** Textauszug **
━━━━━━━━━━━━━━━━
Marvel und DC waren gestern! Im Jahr 2020 ist Nichtstun bereits ein Dienst an der Gemeinschaft, jeder kann durch Faulheit Leben retten – so zumindest die Auffassung der Bundesregierung. Diese veröffentlichte Mitte November auf diversen Kanälen im Netz drei kurze Videoclips unter dem Hashtag „#besonderehelden“. Sie zeigen das fiktive Ehepaar Anton und Luise Lehmann sowie den Gamer-Verschnitt Tobi Schneider, die im Alter nostalgisch auf den „Corona-Winter 2020“ zurückblicken. Im Stil einer Geschichtsdokumentation gedreht und mit dramatischer Musik hinterlegt sollen die Videos auf humorvolle Art und Weise vor allem die jüngere Generation ansprechen und dazu animieren, zu Hause zu bleiben.
Blöd nur, dass sich die kleinen, hippen Videos besonders durch eines auszeichnen: Zynismus. Denn: Die Bundesregierung hat offensichtlich ein völlig falsches Bild davon, wie das Student*innenleben generell, aber vor allem zu Corona-Zeiten, aussieht. Die ersten beiden Videos handeln von einem gut situierten Pärchen, welches in einer geräumigen Wohnung lebt und genug Geld zur Verfügung hat, um sich regelmäßig Essen zu bestellen. Diese Darstellung entspricht weder der durchschnittlichen Lebensrealität der Zielgruppe noch einem Großteil der Bevölkerung in Deutschland, nicht mal in pandemielosen Zeiten. Eine Studie des Deutschen Zentrums für Hochschul- und Wissenschaftsforschung aus dem September 2020 fand heraus, dass jede*r zehnte Student*in im Zuge des ersten Corona-Semesters wieder zu den Eltern gezogen ist, um Geld zu sparen. Zu Hause haben Student*innen mit einer Vielzahl von Problemen zu kämpfen, von technischen Einschränkungen über fehlende Motivation und Privatsphäre bis hin zu seelischen Beschwerden.
━━━━━━━━━━━━━━━━
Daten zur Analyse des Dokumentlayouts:
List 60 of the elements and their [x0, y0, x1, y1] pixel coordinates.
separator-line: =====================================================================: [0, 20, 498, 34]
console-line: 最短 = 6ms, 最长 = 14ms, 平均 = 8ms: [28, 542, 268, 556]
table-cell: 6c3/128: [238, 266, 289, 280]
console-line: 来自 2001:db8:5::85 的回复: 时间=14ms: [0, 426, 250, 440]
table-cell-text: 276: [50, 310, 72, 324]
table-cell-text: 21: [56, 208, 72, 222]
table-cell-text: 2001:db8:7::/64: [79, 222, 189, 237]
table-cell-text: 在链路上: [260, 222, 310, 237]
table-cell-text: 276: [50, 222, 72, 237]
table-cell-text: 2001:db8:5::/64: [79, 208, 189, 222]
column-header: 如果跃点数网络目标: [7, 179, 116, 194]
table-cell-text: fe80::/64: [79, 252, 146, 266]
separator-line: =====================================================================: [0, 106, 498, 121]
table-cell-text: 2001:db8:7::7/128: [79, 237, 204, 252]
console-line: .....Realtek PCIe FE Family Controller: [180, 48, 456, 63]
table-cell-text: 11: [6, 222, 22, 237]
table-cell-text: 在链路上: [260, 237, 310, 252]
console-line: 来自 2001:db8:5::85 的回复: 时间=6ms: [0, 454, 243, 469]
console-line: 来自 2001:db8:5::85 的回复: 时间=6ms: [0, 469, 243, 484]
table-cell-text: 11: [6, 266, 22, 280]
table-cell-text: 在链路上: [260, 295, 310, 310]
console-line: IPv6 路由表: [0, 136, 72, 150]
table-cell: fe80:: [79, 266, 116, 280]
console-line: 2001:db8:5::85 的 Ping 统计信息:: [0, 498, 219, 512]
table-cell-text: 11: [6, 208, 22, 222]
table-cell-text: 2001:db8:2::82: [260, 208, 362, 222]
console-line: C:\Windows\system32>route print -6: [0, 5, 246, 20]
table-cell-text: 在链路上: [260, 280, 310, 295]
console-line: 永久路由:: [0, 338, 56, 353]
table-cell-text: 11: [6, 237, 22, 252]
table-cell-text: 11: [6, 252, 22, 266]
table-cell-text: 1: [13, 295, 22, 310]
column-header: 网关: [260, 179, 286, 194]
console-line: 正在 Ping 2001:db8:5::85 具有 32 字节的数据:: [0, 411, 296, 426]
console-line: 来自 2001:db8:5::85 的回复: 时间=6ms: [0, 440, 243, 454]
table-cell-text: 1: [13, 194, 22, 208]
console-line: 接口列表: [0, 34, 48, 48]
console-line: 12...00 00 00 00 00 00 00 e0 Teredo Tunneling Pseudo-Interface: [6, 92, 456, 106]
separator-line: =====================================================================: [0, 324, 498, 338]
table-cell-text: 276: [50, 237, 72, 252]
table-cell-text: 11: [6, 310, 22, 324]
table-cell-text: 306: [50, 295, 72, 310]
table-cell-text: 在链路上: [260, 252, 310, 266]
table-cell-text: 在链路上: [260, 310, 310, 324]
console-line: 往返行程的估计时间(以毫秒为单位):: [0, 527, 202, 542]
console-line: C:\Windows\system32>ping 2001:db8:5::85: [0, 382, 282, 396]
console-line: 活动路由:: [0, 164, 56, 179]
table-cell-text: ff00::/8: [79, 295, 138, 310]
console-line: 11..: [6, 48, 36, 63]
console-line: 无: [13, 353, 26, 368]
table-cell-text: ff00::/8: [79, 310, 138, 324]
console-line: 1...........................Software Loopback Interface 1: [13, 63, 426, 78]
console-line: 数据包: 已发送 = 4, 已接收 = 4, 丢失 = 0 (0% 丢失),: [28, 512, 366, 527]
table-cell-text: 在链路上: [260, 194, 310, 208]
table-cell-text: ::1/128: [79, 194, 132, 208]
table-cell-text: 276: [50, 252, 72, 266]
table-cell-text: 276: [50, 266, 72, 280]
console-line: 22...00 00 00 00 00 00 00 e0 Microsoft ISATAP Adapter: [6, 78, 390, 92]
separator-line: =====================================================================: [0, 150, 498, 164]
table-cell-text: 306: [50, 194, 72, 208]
━━━━━━━━━━━━━━━━
** Auftrag A **
Fassen Sie den Absatz des Textauszugs, der mit „Blöd nur, dass sich die kleinen, hippen Videos“ beginnt, als Stichpunktliste zusammen und behalten Sie dabei seine wesentlichen Fakten bei.
** Auftrag B **
Führen Sie den Textauszug über die Videos der Bundesregierung im selben Ton im Anschluss an seinen letzten Satz weiter.
Die Zeilen sind eigenständiges Material und gehören nicht zum Textauszug.

** Ihre Antwort A **
- Die Videos zeichnen sich vor allem durch Zynismus aus.
- Die Bundesregierung hat offensichtlich ein völlig falsches Bild vom Leben der Student*innen, generell und vor allem in Corona-Zeiten.
- Die ersten beiden Videos zeigen ein gut situiertes Paar in einer geräumigen Wohnung, das genug Geld hat, um sich regelmäßig Essen zu bestellen.
- Diese Darstellung entspricht weder der durchschnittlichen Lebensrealität der Zielgruppe noch der eines Großteils der Bevölkerung in Deutschland, nicht einmal ohne Pandemie.
- Laut einer Studie des Deutschen Zentrums für Hochschul- und Wissenschaftsforschung vom September 2020 ist im ersten Corona-Semester jede*r zehnte Student*in wieder zu den Eltern gezogen, um Geld zu sparen.
- Zu Hause kämpfen Student*innen mit technischen Einschränkungen, fehlender Motivation und Privatsphäre sowie seelischen Beschwerden.

** Ihre Antwort B **
Laut einer Untersuchung der Universität Hildesheim beklagten Student*innen während des ersten Lockdowns am häufigsten ihre soziale Isolation. Unverhältnismäßig hart trifft die digitale Lehre dabei Studienanfänger*innen, die auf einen Großteil der Einführungsveranstaltungen und spaßigen Kennenlern-Events verzichten müssen. Ohne diese immens wichtigen sozialen Kontakte zu Beginn des Studiums ist es ihnen kaum mehr möglich neue Freundschaften zu knüpfen. Stattdessen werden sie direkt in den Studienalltag geschmissen und in vielen Fällen mit einem Workload konfrontiert, der selbst für erfahrene Student*innen in der aktuellen Situation überfordernd sein kann. Dann erscheint es nur selbstverständlich, wenn die Luisas, Antons und Tobis der realen Welt nicht gerade „faul wie die Waschbären“ auf dem Sofa liegen und dort „rumschimmeln“ oder „rumgammeln“.
Neben dem zutiefst abwertenden Bild, das von Student*innen gezeichnet wird, bedienen sich die Videos bewusst der Kriegsrhetorik. Anton, Luise und Tobi seien jeweils in Chemnitz oder Bochum „im Einsatz“ gewesen und hätten bewaffnet mit Geduld an der Couch als „Front“ gekämpft. Tobi kann das sogar mit einer „DU BIST EIN HELD“-Medaille belegen. Diese Art der Inszenierung ist schlichtweg geschmacklos. Besonders, wenn man sich überlegt, welche Gruppen die Pandemie derzeit ebenfalls auf eine Stufe mit dem Zweiten Weltkrieg heben: Auf Querdenker-Demos finden regelmäßig Vergleiche mit Anne Frank oder Sophie Scholl statt und das Infektionsschutzgesetz wird schnell mal zum Ermächtigungsgesetz. Es ist interessant zu sehen, wie beide Seiten eine solche Rhetorik für sich nutzen, um das Gegenteilige als heldenhaft zu betiteln.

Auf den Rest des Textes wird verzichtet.